# HOW TO COMPLETE THIS TASK
Your answer is to be the count alone: the number of lines in the data below where "ἐσχάτων" appears.

# EXCERPTED RECORDS
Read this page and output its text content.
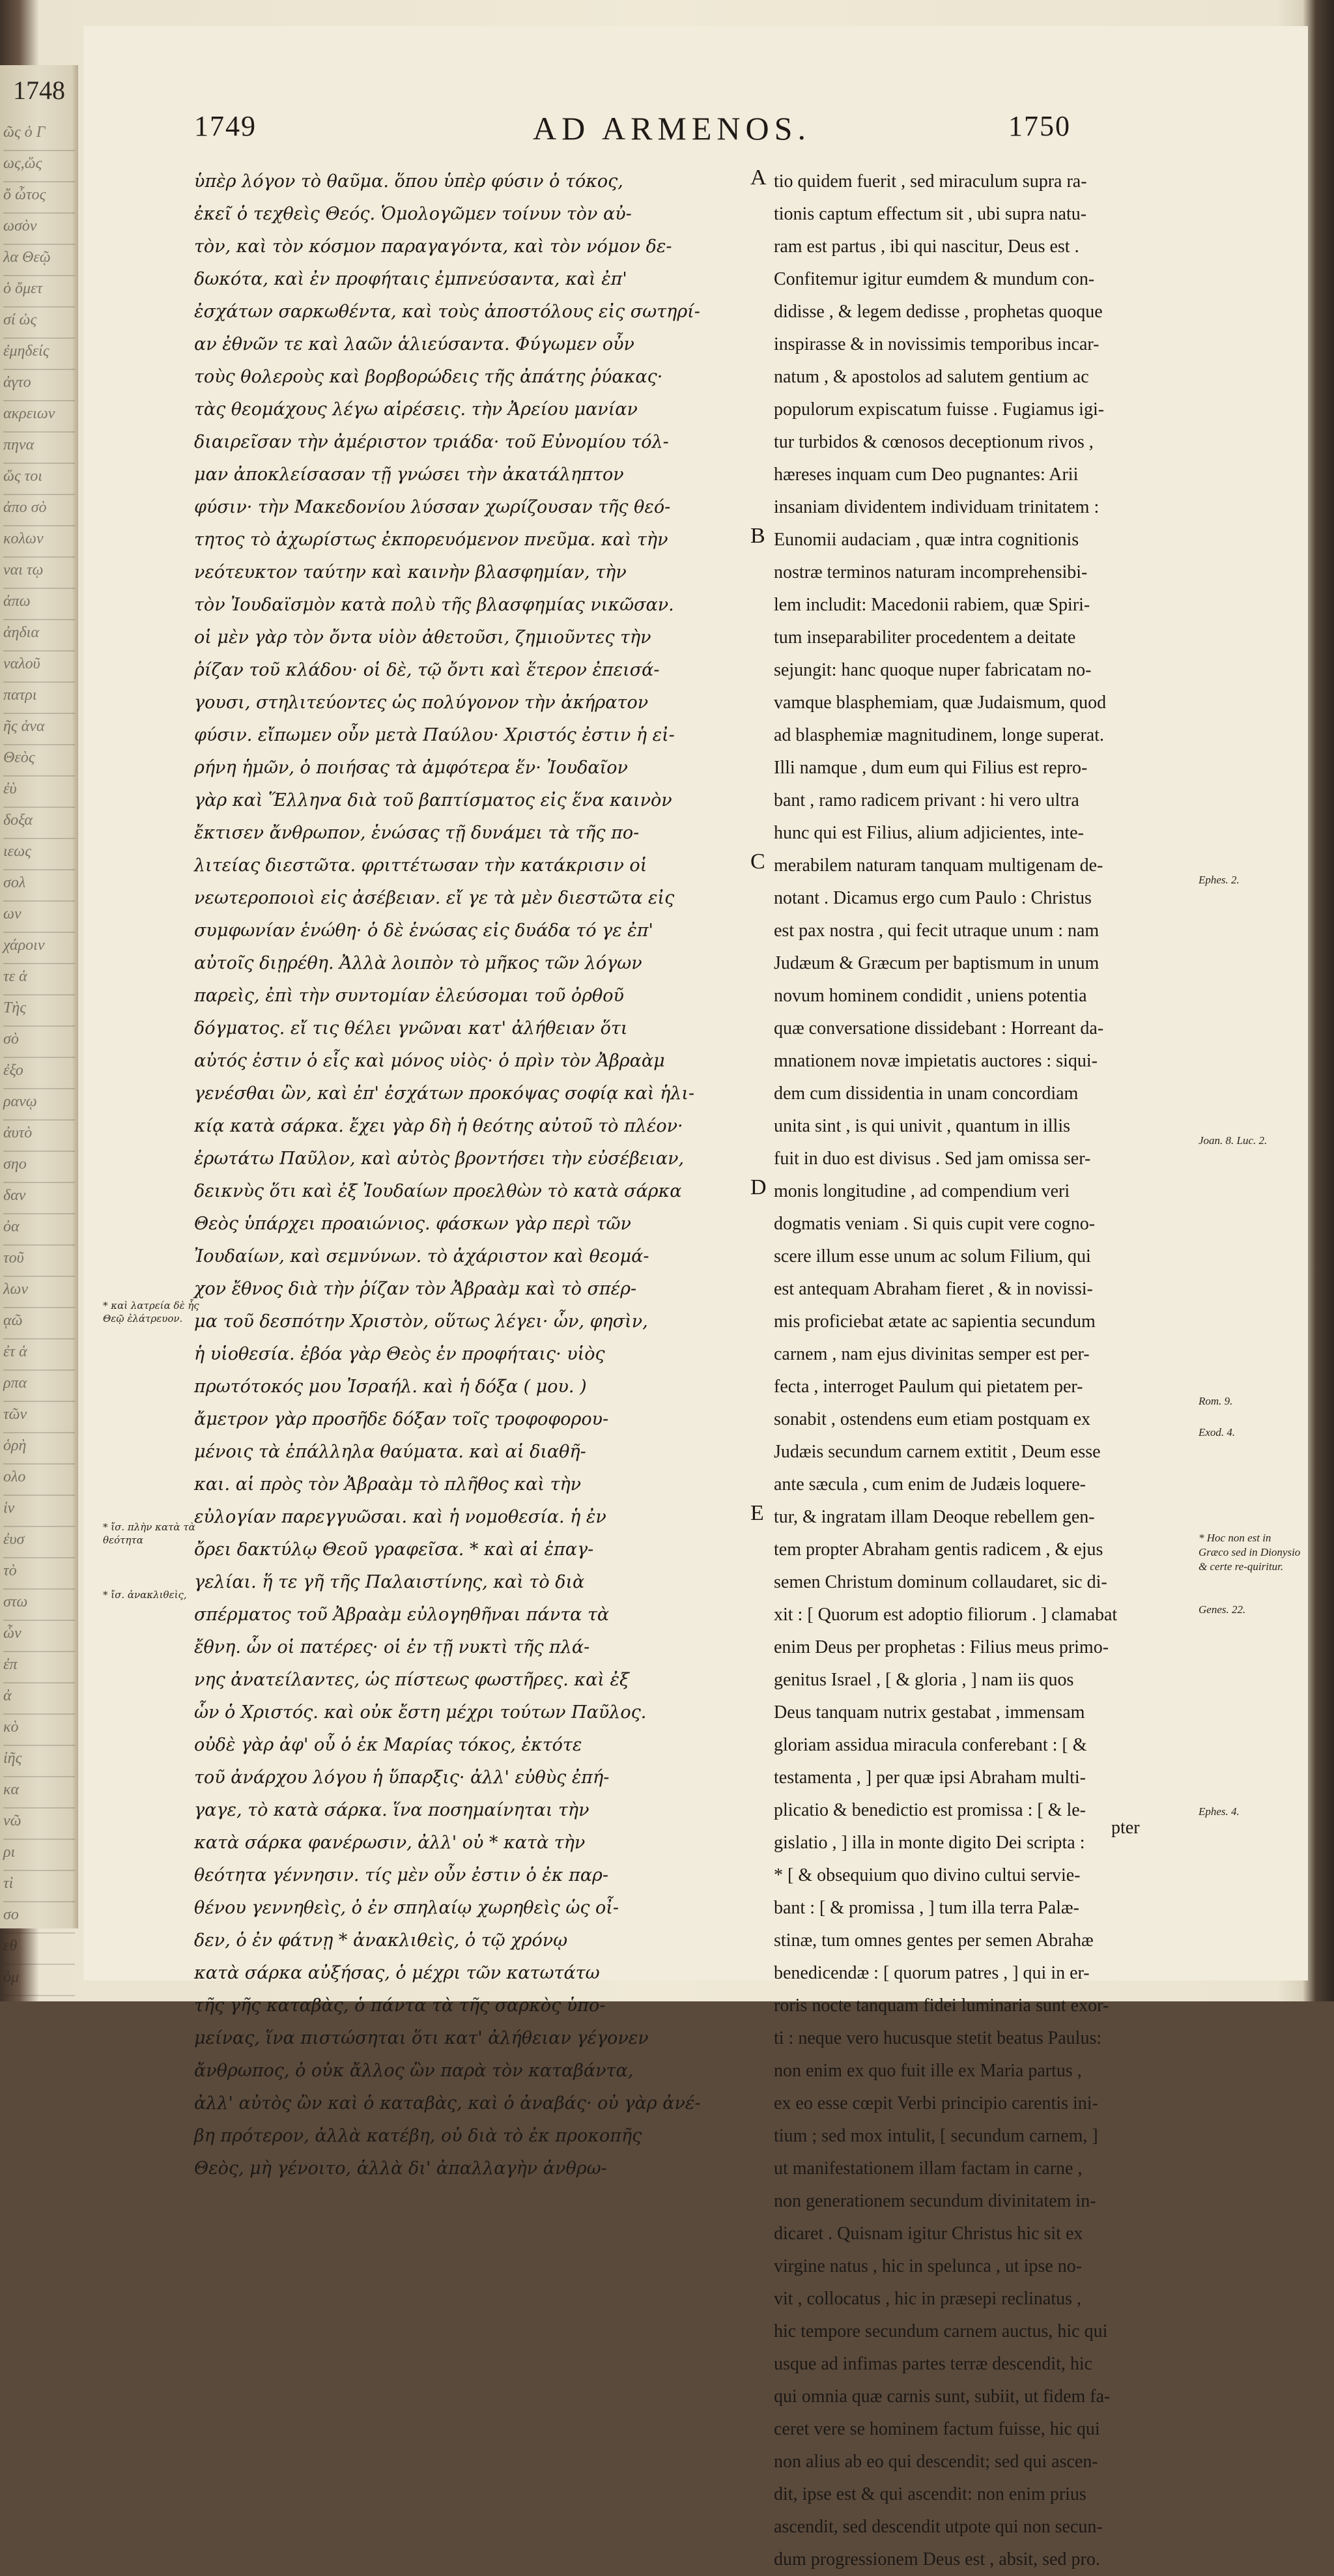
1748
ῶς ὁ Γ
ως,ὥς
ὄ ὦτος
ωσὸν
λα Θεῷ
ὁ ὄμετ
σί ὡς
ἐμηδείς
ἀγτο
ακρειων
πηνα
ὥς τοι
ἀπο σὸ
κολων
ναι τῳ
ἀπω
ἀηδια
ναλοῦ
πατρι
ῆς ἁνα
Θεὸς
ἐὺ
δοξα
ιεως
σολ
ων
χάροιν
τε ἁ
Τὴς
σὸ
ἐξο
ρανῳ
ἀυτὸ
σηο
δαν
ὀα
τοῦ
λων
ᾳῶ
ἐτ ἁ
ρπα
τῶν
ὁρὴ
ολο
ἱν
ἐυσ
τὸ
στω
ὧν
ἐπ
ἀ
κὸ
ἱῆς
κα
νῶ
ρι
τὶ
σο
εθ
ὁμ
1749	AD ARMENOS.	1750

ὑπὲρ λόγον τὸ θαῦμα. ὅπου ὑπὲρ φύσιν ὁ τόκος,

ἐκεῖ ὁ τεχθεὶς Θεός. Ὁμολογῶμεν τοίνυν τὸν αὐ-

τὸν, καὶ τὸν κόσμον παραγαγόντα, καὶ τὸν νόμον δε-

δωκότα, καὶ ἐν προφήταις ἐμπνεύσαντα, καὶ ἐπ'

ἐσχάτων σαρκωθέντα, καὶ τοὺς ἀποστόλους εἰς σωτηρί-

αν ἐθνῶν τε καὶ λαῶν ἁλιεύσαντα. Φύγωμεν οὖν

τοὺς θολεροὺς καὶ βορβορώδεις τῆς ἀπάτης ῥύακας·

τὰς θεομάχους λέγω αἱρέσεις. τὴν Ἀρείου μανίαν

διαιρεῖσαν τὴν ἀμέριστον τριάδα· τοῦ Εὐνομίου τόλ-

μαν ἀποκλείσασαν τῇ γνώσει τὴν ἀκατάληπτον

φύσιν· τὴν Μακεδονίου λύσσαν χωρίζουσαν τῆς θεό-

τητος τὸ ἀχωρίστως ἐκπορευόμενον πνεῦμα. καὶ τὴν

νεότευκτον ταύτην καὶ καινὴν βλασφημίαν, τὴν

τὸν Ἰουδαϊσμὸν κατὰ πολὺ τῆς βλασφημίας νικῶσαν.

οἱ μὲν γὰρ τὸν ὄντα υἱὸν ἀθετοῦσι, ζημιοῦντες τὴν

ῥίζαν τοῦ κλάδου· οἱ δὲ, τῷ ὄντι καὶ ἕτερον ἐπεισά-

γουσι, στηλιτεύοντες ὡς πολύγονον τὴν ἀκήρατον

φύσιν. εἴπωμεν οὖν μετὰ Παύλου· Χριστός ἐστιν ἡ εἰ-

ρήνη ἡμῶν, ὁ ποιήσας τὰ ἀμφότερα ἕν· Ἰουδαῖον

γὰρ καὶ Ἕλληνα διὰ τοῦ βαπτίσματος εἰς ἕνα καινὸν

ἔκτισεν ἄνθρωπον, ἑνώσας τῇ δυνάμει τὰ τῆς πο-

λιτείας διεστῶτα. φριττέτωσαν τὴν κατάκρισιν οἱ

νεωτεροποιοὶ εἰς ἀσέβειαν. εἴ γε τὰ μὲν διεστῶτα εἰς

συμφωνίαν ἑνώθη· ὁ δὲ ἑνώσας εἰς δυάδα τό γε ἐπ'

αὐτοῖς διῃρέθη. Ἀλλὰ λοιπὸν τὸ μῆκος τῶν λόγων

παρεὶς, ἐπὶ τὴν συντομίαν ἐλεύσομαι τοῦ ὀρθοῦ

δόγματος. εἴ τις θέλει γνῶναι κατ' ἀλήθειαν ὅτι

αὐτός ἐστιν ὁ εἷς καὶ μόνος υἱὸς· ὁ πρὶν τὸν Ἀβραὰμ

γενέσθαι ὢν, καὶ ἐπ' ἐσχάτων προκόψας σοφίᾳ καὶ ἡλι-

κίᾳ κατὰ σάρκα. ἔχει γὰρ δὴ ἡ θεότης αὐτοῦ τὸ πλέον·

ἐρωτάτω Παῦλον, καὶ αὐτὸς βροντήσει τὴν εὐσέβειαν,

δεικνὺς ὅτι καὶ ἐξ Ἰουδαίων προελθὼν τὸ κατὰ σάρκα

Θεὸς ὑπάρχει προαιώνιος. φάσκων γὰρ περὶ τῶν

Ἰουδαίων, καὶ σεμνύνων. τὸ ἀχάριστον καὶ θεομά-

χον ἔθνος διὰ τὴν ῥίζαν τὸν Ἀβραὰμ καὶ τὸ σπέρ-

μα τοῦ δεσπότην Χριστὸν, οὕτως λέγει· ὧν, φησὶν,

ἡ υἱοθεσία. ἐβόα γὰρ Θεὸς ἐν προφήταις· υἱὸς

πρωτότοκός μου Ἰσραήλ. καὶ ἡ δόξα ( μου. )

ἄμετρον γὰρ προσῆδε δόξαν τοῖς τροφοφορου-

μένοις τὰ ἐπάλληλα θαύματα. καὶ αἱ διαθῆ-

και. αἱ πρὸς τὸν Ἀβραὰμ τὸ πλῆθος καὶ τὴν

εὐλογίαν παρεγγυῶσαι. καὶ ἡ νομοθεσία. ἡ ἐν

ὄρει δακτύλῳ Θεοῦ γραφεῖσα. * καὶ αἱ ἐπαγ-

γελίαι. ἥ τε γῆ τῆς Παλαιστίνης, καὶ τὸ διὰ

σπέρματος τοῦ Ἀβραὰμ εὐλογηθῆναι πάντα τὰ

ἔθνη. ὧν οἱ πατέρες· οἱ ἐν τῇ νυκτὶ τῆς πλά-

νης ἀνατείλαντες, ὡς πίστεως φωστῆρες. καὶ ἐξ

ὧν ὁ Χριστός. καὶ οὐκ ἔστη μέχρι τούτων Παῦλος.

οὐδὲ γὰρ ἀφ' οὗ ὁ ἐκ Μαρίας τόκος, ἐκτότε

τοῦ ἀνάρχου λόγου ἡ ὕπαρξις· ἀλλ' εὐθὺς ἐπή-

γαγε, τὸ κατὰ σάρκα. ἵνα ποσημαίνηται τὴν

κατὰ σάρκα φανέρωσιν, ἀλλ' οὐ * κατὰ τὴν

θεότητα γέννησιν. τίς μὲν οὖν ἐστιν ὁ ἐκ παρ-

θένου γεννηθεὶς, ὁ ἐν σπηλαίῳ χωρηθεὶς ὡς οἶ-

δεν, ὁ ἐν φάτνῃ * ἀνακλιθεὶς, ὁ τῷ χρόνῳ

κατὰ σάρκα αὐξήσας, ὁ μέχρι τῶν κατωτάτω

τῆς γῆς καταβὰς, ὁ πάντα τὰ τῆς σαρκὸς ὑπο-

μείνας, ἵνα πιστώσηται ὅτι κατ' ἀλήθειαν γέγονεν

ἄνθρωπος, ὁ οὐκ ἄλλος ὢν παρὰ τὸν καταβάντα,

ἀλλ' αὐτὸς ὢν καὶ ὁ καταβὰς, καὶ ὁ ἀναβάς· οὐ γὰρ ἀνέ-

βη πρότερον, ἀλλὰ κατέβη, οὐ διὰ τὸ ἐκ προκοπῆς

Θεὸς, μὴ γένοιτο, ἀλλὰ δι' ἀπαλλαγὴν ἀνθρω-

tio quidem fuerit , sed miraculum supra ra-

tionis captum effectum sit , ubi supra natu-

ram est partus , ibi qui nascitur, Deus est .

Confitemur igitur eumdem & mundum con-

didisse , & legem dedisse , prophetas quoque

inspirasse & in novissimis temporibus incar-

natum , & apostolos ad salutem gentium ac

populorum expiscatum fuisse . Fugiamus igi-

tur turbidos & cœnosos deceptionum rivos ,

hæreses inquam cum Deo pugnantes: Arii

insaniam dividentem individuam trinitatem :

Eunomii audaciam , quæ intra cognitionis

nostræ terminos naturam incomprehensibi-

lem includit: Macedonii rabiem, quæ Spiri-

tum inseparabiliter procedentem a deitate

sejungit: hanc quoque nuper fabricatam no-

vamque blasphemiam, quæ Judaismum, quod

ad blasphemiæ magnitudinem, longe superat.

Illi namque , dum eum qui Filius est repro-

bant , ramo radicem privant : hi vero ultra

hunc qui est Filius, alium adjicientes, inte-

merabilem naturam tanquam multigenam de-

notant . Dicamus ergo cum Paulo : Christus

est pax nostra , qui fecit utraque unum : nam

Judæum & Græcum per baptismum in unum

novum hominem condidit , uniens potentia

quæ conversatione dissidebant : Horreant da-

mnationem novæ impietatis auctores : siqui-

dem cum dissidentia in unam concordiam

unita sint , is qui univit , quantum in illis

fuit in duo est divisus . Sed jam omissa ser-

monis longitudine , ad compendium veri

dogmatis veniam . Si quis cupit vere cogno-

scere illum esse unum ac solum Filium, qui

est antequam Abraham fieret , & in novissi-

mis proficiebat ætate ac sapientia secundum

carnem , nam ejus divinitas semper est per-

fecta , interroget Paulum qui pietatem per-

sonabit , ostendens eum etiam postquam ex

Judæis secundum carnem extitit , Deum esse

ante sæcula , cum enim de Judæis loquere-

tur, & ingratam illam Deoque rebellem gen-

tem propter Abraham gentis radicem , & ejus

semen Christum dominum collaudaret, sic di-

xit : [ Quorum est adoptio filiorum . ] clamabat

enim Deus per prophetas : Filius meus primo-

genitus Israel , [ & gloria , ] nam iis quos

Deus tanquam nutrix gestabat , immensam

gloriam assidua miracula conferebant : [ &

testamenta , ] per quæ ipsi Abraham multi-

plicatio & benedictio est promissa : [ & le-

gislatio , ] illa in monte digito Dei scripta :

* [ & obsequium quo divino cultui servie-

bant : [ & promissa , ] tum illa terra Palæ-

stinæ, tum omnes gentes per semen Abrahæ

benedicendæ : [ quorum patres , ] qui in er-

roris nocte tanquam fidei luminaria sunt exor-

ti : neque vero hucusque stetit beatus Paulus:

non enim ex quo fuit ille ex Maria partus ,

ex eo esse cœpit Verbi principio carentis ini-

tium ; sed mox intulit, [ secundum carnem, ]

ut manifestationem illam factam in carne ,

non generationem secundum divinitatem in-

dicaret . Quisnam igitur Christus hic sit ex

virgine natus , hic in spelunca , ut ipse no-

vit , collocatus , hic in præsepi reclinatus ,

hic tempore secundum carnem auctus, hic qui

usque ad infimas partes terræ descendit, hic

qui omnia quæ carnis sunt, subiit, ut fidem fa-

ceret vere se hominem factum fuisse, hic qui

non alius ab eo qui descendit; sed qui ascen-

dit, ipse est & qui ascendit: non enim prius

ascendit, sed descendit utpote qui non secun-

dum progressionem Deus est , absit, sed pro.

A
B
C
D
E
* καὶ λατρεία δὲ ἧς Θεῷ ἐλάτρευον.
* ἴσ. πλὴν κατὰ τὰ θεότητα
* ἴσ. ἀνακλιθεὶς,
Ephes. 2.
Joan. 8. Luc. 2.
Rom. 9.
Exod. 4.
* Hoc non est in Græco sed in Dionysio & certe re-quiritur.
Genes. 22.
Ephes. 4.
pter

# RESULT OF THE TASK
2